Using the data below, gather each line that includes the word "this".

**Dataset records**
** begin **

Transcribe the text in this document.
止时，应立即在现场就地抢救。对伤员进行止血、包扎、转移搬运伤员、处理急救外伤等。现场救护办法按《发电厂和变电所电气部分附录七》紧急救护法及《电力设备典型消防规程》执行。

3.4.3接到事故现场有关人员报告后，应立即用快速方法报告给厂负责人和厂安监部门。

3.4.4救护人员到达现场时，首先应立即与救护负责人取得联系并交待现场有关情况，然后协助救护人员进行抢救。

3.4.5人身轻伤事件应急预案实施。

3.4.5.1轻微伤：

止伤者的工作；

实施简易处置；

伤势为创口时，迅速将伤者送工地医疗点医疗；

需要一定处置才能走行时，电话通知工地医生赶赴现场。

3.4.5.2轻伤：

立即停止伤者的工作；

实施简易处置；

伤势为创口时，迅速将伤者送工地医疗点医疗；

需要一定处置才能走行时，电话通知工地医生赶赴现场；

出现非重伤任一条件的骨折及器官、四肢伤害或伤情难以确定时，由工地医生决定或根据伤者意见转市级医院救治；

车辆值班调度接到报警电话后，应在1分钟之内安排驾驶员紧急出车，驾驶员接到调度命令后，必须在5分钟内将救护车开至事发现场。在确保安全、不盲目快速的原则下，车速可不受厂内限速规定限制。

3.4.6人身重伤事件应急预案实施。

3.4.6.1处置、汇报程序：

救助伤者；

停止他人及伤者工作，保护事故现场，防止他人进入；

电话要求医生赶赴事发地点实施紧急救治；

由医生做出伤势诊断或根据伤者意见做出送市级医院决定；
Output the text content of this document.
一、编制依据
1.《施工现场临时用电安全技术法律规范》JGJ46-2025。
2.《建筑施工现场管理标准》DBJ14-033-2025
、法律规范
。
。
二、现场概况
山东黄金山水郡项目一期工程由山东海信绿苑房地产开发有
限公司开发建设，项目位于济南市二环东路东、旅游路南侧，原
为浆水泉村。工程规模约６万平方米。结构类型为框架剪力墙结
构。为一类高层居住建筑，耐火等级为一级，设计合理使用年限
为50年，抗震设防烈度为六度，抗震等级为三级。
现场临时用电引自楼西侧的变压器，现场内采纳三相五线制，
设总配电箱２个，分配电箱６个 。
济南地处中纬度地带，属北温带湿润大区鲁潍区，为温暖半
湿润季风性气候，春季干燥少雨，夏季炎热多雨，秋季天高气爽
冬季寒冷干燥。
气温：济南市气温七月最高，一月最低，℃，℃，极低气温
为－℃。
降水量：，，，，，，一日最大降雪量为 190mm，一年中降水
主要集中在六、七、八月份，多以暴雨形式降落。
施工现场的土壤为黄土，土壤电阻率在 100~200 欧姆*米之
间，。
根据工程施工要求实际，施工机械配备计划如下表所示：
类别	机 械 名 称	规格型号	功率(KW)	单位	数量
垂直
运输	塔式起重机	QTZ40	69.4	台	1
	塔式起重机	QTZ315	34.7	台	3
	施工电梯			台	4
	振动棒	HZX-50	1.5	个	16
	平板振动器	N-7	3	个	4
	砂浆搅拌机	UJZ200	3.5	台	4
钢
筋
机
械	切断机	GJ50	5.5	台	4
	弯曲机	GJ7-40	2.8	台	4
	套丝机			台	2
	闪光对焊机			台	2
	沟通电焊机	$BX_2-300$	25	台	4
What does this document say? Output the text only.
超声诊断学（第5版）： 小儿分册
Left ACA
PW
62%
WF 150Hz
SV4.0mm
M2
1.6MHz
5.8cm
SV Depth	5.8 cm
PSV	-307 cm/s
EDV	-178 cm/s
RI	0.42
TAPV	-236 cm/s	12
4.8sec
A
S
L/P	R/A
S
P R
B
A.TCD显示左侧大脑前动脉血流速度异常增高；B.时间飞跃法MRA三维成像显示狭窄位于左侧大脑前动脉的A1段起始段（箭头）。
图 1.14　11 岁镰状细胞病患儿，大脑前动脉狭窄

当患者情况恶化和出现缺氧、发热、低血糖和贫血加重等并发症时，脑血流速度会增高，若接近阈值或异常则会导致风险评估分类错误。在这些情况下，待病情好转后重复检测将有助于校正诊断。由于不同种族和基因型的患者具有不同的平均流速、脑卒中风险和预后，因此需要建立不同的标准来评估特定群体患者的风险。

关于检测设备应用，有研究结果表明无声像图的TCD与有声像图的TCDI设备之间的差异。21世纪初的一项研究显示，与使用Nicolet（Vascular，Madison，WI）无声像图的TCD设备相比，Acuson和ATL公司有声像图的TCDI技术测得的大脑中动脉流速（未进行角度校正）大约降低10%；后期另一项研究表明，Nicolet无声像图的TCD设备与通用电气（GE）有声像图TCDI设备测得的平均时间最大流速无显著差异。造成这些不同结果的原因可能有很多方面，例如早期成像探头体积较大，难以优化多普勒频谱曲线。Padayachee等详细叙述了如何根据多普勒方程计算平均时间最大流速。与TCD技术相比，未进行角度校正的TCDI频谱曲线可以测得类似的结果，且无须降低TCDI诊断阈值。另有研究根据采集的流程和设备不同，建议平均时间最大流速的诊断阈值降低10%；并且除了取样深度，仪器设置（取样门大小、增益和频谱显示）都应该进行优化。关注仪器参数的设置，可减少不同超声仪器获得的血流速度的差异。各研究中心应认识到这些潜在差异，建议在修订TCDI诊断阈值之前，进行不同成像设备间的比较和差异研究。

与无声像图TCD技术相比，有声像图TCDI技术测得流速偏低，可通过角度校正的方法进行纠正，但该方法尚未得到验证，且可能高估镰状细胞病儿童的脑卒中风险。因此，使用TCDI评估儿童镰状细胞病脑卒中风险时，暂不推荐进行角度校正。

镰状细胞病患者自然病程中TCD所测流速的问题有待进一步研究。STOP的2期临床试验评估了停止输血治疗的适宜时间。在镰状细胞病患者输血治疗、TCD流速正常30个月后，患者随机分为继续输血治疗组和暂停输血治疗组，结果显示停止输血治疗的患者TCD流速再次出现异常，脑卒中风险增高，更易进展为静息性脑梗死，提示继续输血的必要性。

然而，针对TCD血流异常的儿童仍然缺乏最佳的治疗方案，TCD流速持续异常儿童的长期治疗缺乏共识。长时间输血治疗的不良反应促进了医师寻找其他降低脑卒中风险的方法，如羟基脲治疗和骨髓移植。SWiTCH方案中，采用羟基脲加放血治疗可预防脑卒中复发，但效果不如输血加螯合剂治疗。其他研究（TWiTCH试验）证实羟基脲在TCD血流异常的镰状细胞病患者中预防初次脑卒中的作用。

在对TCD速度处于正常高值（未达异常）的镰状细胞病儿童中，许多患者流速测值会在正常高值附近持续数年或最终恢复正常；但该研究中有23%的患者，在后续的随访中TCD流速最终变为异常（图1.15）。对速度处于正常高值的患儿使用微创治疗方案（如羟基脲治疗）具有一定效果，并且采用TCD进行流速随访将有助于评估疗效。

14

** end **

**Output**
Transcribe the text in this document.
Output the text content of this document.
What does this document say? Output the text only.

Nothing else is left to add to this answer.